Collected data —
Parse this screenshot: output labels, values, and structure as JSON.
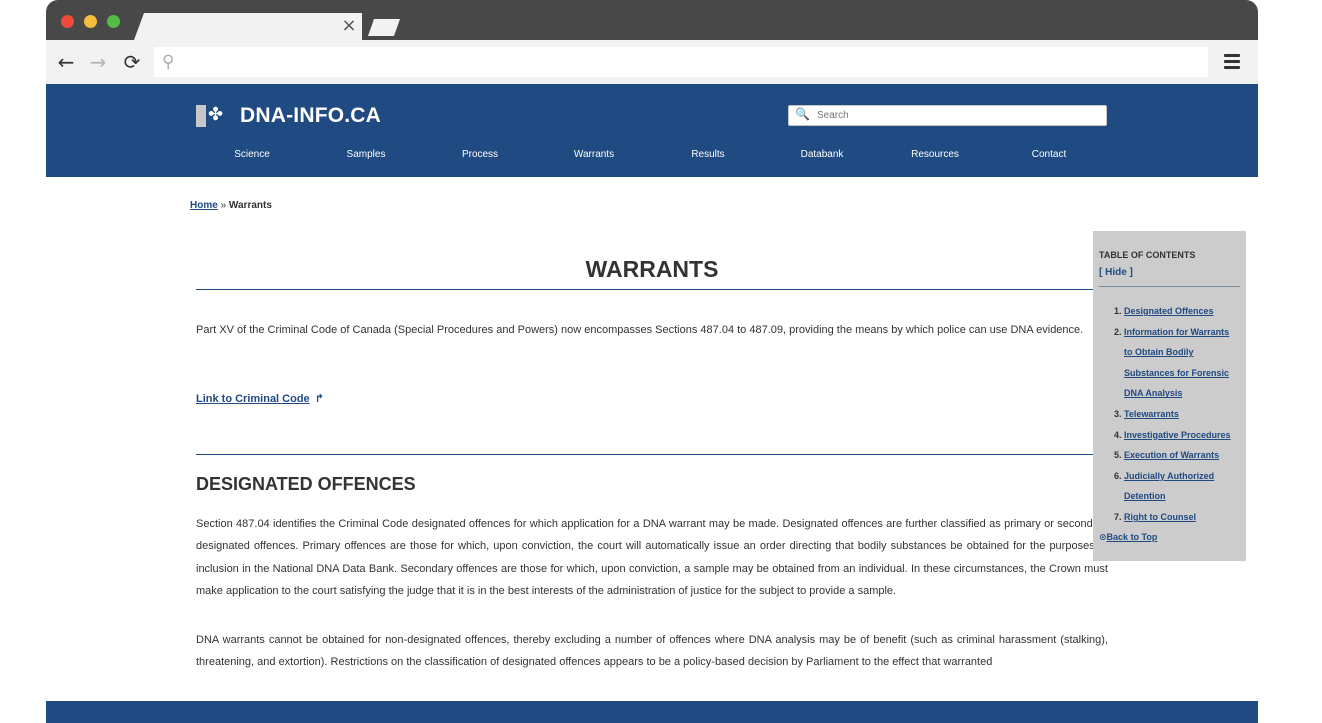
{
  "browser": {
    "tab_close": "×",
    "back_icon": "←",
    "forward_icon": "→",
    "reload_icon": "⟳",
    "search_icon": "⚲"
  },
  "site": {
    "title": "DNA-INFO.CA",
    "logo_leaf": "✤",
    "search_placeholder": "Search",
    "search_icon": "🔍",
    "nav": [
      "Science",
      "Samples",
      "Process",
      "Warrants",
      "Results",
      "Databank",
      "Resources",
      "Contact"
    ],
    "brand_color": "#1f4a82"
  },
  "breadcrumb": {
    "home": "Home",
    "separator": " » ",
    "current": "Warrants"
  },
  "page": {
    "title": "WARRANTS",
    "intro": "Part XV of the Criminal Code of Canada (Special Procedures and Powers) now encompasses Sections 487.04 to 487.09, providing the means by which police can use DNA evidence.",
    "code_link": "Link to Criminal Code",
    "code_link_icon": "↱",
    "section_title": "DESIGNATED OFFENCES",
    "para1": "Section 487.04 identifies the Criminal Code designated offences for which application for a DNA warrant may be made. Designated offences are further classified as primary or secondary designated offences. Primary offences are those for which, upon conviction, the court will automatically issue an order directing that bodily substances be obtained for the purposes of inclusion in the National DNA Data Bank. Secondary offences are those for which, upon conviction, a sample may be obtained from an individual.  In these circumstances, the Crown must make application to the court satisfying the judge that it is in the best interests of the administration of justice for the subject to provide a sample.",
    "para2": "DNA warrants cannot be obtained for non-designated offences, thereby excluding a number of offences where DNA analysis may be of benefit (such as criminal harassment (stalking), threatening, and extortion). Restrictions on the classification of designated offences appears to be a policy-based decision by Parliament to the effect that warranted"
  },
  "toc": {
    "heading": "TABLE OF CONTENTS",
    "hide": "[ Hide ]",
    "items": [
      {
        "num": "1.",
        "label": "Designated Offences"
      },
      {
        "num": "2.",
        "label": "Information for Warrants to Obtain Bodily Substances for Forensic DNA Analysis"
      },
      {
        "num": "3.",
        "label": "Telewarrants"
      },
      {
        "num": "4.",
        "label": "Investigative Procedures"
      },
      {
        "num": "5.",
        "label": "Execution of Warrants"
      },
      {
        "num": "6.",
        "label": "Judicially Authorized Detention"
      },
      {
        "num": "7.",
        "label": "Right to Counsel"
      }
    ],
    "back_icon": "⊙",
    "back_to_top": "Back to Top"
  }
}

Work to complete — Using the listing, copy every line where the word "Procedures" shows up.

Answer to this problem —
    "intro": "Part XV of the Criminal Code of Canada (Special Procedures and Powers) now encompasses Sections 487.04 to 487.09, providing the means by which police can use DNA evidence.",
        "label": "Investigative Procedures"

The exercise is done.